(Items listed in a dataset)
------------------------------------------------------------------------
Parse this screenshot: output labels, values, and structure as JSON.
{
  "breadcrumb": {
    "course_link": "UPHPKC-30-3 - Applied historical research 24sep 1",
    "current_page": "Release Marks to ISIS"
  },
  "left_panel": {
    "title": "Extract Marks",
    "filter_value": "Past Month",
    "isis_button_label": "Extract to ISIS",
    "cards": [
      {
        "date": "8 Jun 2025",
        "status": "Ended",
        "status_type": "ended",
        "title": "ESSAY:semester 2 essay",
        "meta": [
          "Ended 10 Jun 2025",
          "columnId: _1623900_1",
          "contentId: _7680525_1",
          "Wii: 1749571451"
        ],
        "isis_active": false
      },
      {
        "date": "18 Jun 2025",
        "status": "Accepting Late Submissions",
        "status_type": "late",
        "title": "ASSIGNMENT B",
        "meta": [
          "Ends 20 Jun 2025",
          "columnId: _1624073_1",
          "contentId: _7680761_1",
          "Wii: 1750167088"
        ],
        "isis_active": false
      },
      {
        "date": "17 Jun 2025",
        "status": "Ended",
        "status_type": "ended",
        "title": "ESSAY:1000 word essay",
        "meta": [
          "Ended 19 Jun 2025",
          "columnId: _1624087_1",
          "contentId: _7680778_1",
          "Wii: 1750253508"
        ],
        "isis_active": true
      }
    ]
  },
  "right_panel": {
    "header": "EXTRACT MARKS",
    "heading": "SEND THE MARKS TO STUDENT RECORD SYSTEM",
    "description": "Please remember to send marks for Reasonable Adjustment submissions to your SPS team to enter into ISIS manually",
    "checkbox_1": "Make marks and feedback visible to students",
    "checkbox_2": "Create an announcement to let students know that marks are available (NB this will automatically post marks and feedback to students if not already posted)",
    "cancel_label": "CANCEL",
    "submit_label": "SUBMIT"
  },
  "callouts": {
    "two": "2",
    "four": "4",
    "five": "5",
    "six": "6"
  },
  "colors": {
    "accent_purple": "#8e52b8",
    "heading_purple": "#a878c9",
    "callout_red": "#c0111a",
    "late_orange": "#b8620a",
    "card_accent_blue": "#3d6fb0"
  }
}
------------------------------------------------------------------------
YOUR TASK
Repeat the records above exactly.

TASK SOLUTION
Parse this screenshot: output labels, values, and structure as JSON.
{
  "breadcrumb": {
    "course_link": "UPHPKC-30-3 - Applied historical research 24sep 1",
    "current_page": "Release Marks to ISIS"
  },
  "left_panel": {
    "title": "Extract Marks",
    "filter_value": "Past Month",
    "isis_button_label": "Extract to ISIS",
    "cards": [
      {
        "date": "8 Jun 2025",
        "status": "Ended",
        "status_type": "ended",
        "title": "ESSAY:semester 2 essay",
        "meta": [
          "Ended 10 Jun 2025",
          "columnId: _1623900_1",
          "contentId: _7680525_1",
          "Wii: 1749571451"
        ],
        "isis_active": false
      },
      {
        "date": "18 Jun 2025",
        "status": "Accepting Late Submissions",
        "status_type": "late",
        "title": "ASSIGNMENT B",
        "meta": [
          "Ends 20 Jun 2025",
          "columnId: _1624073_1",
          "contentId: _7680761_1",
          "Wii: 1750167088"
        ],
        "isis_active": false
      },
      {
        "date": "17 Jun 2025",
        "status": "Ended",
        "status_type": "ended",
        "title": "ESSAY:1000 word essay",
        "meta": [
          "Ended 19 Jun 2025",
          "columnId: _1624087_1",
          "contentId: _7680778_1",
          "Wii: 1750253508"
        ],
        "isis_active": true
      }
    ]
  },
  "right_panel": {
    "header": "EXTRACT MARKS",
    "heading": "SEND THE MARKS TO STUDENT RECORD SYSTEM",
    "description": "Please remember to send marks for Reasonable Adjustment submissions to your SPS team to enter into ISIS manually",
    "checkbox_1": "Make marks and feedback visible to students",
    "checkbox_2": "Create an announcement to let students know that marks are available (NB this will automatically post marks and feedback to students if not already posted)",
    "cancel_label": "CANCEL",
    "submit_label": "SUBMIT"
  },
  "callouts": {
    "two": "2",
    "four": "4",
    "five": "5",
    "six": "6"
  },
  "colors": {
    "accent_purple": "#8e52b8",
    "heading_purple": "#a878c9",
    "callout_red": "#c0111a",
    "late_orange": "#b8620a",
    "card_accent_blue": "#3d6fb0"
  }
}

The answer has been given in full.